* Prompt *
From the entries that follow, list every line in which the string "this" appears.

┌────────

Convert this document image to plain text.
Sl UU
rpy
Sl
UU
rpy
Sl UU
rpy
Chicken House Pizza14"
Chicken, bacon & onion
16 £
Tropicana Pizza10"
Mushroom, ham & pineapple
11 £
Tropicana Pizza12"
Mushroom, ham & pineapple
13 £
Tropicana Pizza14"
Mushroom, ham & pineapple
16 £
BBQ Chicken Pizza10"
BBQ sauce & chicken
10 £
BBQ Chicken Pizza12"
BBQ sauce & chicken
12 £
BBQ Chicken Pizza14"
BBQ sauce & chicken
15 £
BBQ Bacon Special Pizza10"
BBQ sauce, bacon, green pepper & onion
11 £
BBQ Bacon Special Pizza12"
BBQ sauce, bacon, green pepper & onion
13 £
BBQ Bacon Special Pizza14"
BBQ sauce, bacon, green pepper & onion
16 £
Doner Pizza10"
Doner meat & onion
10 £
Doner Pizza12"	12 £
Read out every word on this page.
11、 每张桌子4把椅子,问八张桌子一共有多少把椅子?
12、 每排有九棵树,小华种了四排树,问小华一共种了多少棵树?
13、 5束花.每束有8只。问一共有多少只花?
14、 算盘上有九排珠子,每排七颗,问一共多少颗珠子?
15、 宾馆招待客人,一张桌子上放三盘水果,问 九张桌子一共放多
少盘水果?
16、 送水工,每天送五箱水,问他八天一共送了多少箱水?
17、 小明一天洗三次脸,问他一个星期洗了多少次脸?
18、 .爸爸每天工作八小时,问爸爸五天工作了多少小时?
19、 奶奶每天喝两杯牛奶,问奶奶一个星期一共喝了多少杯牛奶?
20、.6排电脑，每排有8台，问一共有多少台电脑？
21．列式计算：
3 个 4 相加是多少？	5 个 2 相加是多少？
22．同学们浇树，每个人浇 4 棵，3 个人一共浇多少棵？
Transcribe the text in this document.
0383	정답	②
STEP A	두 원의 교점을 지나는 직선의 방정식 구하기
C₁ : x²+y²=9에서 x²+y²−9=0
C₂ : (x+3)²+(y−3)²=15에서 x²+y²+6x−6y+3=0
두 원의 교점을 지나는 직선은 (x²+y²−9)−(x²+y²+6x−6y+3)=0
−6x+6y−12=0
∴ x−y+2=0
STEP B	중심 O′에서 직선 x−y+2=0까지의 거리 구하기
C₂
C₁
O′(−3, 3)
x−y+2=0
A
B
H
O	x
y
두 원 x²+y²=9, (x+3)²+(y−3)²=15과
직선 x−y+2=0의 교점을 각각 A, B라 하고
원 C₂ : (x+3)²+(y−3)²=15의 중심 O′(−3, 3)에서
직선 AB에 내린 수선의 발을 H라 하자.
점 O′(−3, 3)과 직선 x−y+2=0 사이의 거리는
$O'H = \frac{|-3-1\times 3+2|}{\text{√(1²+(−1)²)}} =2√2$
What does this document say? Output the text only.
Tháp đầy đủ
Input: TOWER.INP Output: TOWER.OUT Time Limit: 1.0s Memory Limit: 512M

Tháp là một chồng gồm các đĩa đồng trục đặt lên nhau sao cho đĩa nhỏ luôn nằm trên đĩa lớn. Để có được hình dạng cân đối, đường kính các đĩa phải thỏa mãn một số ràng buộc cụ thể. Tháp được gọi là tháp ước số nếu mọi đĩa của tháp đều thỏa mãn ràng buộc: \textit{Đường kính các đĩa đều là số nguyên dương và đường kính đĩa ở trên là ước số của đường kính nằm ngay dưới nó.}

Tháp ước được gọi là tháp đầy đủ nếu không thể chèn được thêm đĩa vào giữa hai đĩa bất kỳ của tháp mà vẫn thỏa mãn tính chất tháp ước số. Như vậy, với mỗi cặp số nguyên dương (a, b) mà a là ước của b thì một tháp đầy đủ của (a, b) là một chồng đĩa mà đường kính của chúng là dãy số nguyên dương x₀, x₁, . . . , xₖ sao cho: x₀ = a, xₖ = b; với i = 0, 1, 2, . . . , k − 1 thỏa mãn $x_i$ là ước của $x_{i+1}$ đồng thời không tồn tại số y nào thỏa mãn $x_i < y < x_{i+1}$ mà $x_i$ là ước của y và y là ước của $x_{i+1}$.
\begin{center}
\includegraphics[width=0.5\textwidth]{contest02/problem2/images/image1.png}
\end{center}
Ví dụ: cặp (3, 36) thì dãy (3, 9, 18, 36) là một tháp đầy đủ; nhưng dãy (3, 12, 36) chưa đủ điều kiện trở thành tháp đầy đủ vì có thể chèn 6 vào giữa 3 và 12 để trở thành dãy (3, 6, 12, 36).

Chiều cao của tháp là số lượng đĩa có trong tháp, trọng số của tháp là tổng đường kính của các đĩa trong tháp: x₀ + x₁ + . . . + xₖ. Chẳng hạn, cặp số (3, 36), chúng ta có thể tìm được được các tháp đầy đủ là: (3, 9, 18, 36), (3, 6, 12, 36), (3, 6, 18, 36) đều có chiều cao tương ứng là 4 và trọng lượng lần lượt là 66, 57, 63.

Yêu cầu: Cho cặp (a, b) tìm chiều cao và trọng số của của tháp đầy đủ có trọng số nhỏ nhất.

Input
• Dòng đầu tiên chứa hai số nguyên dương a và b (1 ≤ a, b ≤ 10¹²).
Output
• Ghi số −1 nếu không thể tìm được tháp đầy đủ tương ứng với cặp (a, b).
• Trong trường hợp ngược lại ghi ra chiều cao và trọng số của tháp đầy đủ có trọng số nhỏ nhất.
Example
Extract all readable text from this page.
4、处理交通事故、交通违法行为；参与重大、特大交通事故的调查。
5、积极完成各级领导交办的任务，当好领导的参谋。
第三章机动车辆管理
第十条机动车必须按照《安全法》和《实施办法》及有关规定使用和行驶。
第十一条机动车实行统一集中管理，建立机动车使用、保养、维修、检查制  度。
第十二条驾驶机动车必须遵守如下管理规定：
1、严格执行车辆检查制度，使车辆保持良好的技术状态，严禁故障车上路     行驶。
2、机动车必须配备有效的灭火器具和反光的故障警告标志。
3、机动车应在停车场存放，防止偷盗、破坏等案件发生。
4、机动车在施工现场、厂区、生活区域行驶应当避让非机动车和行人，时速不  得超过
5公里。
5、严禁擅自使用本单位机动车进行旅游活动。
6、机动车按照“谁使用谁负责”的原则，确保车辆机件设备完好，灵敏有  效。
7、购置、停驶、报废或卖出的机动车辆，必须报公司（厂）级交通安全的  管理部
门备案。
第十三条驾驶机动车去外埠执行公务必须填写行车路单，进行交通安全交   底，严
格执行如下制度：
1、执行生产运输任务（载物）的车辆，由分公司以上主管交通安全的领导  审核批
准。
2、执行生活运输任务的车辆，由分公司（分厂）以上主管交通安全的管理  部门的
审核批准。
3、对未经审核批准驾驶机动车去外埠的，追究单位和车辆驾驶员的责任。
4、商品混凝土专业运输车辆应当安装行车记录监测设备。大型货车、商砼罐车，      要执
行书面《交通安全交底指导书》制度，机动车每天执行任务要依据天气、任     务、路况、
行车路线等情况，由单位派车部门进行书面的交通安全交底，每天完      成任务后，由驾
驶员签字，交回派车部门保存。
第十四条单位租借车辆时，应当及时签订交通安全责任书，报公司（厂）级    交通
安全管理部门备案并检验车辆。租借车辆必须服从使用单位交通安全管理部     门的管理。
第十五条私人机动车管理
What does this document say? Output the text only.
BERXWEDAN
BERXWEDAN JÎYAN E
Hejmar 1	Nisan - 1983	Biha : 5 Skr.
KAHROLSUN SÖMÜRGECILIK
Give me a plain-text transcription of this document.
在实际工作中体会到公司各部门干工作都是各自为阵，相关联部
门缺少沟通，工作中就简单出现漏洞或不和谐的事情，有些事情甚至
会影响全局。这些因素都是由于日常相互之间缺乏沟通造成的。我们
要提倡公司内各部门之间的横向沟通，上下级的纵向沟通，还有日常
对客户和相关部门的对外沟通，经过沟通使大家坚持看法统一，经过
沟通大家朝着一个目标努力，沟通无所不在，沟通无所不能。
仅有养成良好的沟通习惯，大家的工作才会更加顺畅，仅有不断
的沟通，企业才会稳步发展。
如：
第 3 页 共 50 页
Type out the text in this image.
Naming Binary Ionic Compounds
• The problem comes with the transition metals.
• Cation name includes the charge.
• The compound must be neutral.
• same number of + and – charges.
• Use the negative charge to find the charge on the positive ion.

└────────

* Response below *
Convert this document image to plain text.
Read out every word on this page.
Transcribe the text in this document.
What does this document say? Output the text only.
Extract all readable text from this page.
What does this document say? Output the text only.
Give me a plain-text transcription of this document.
Type out the text in this image.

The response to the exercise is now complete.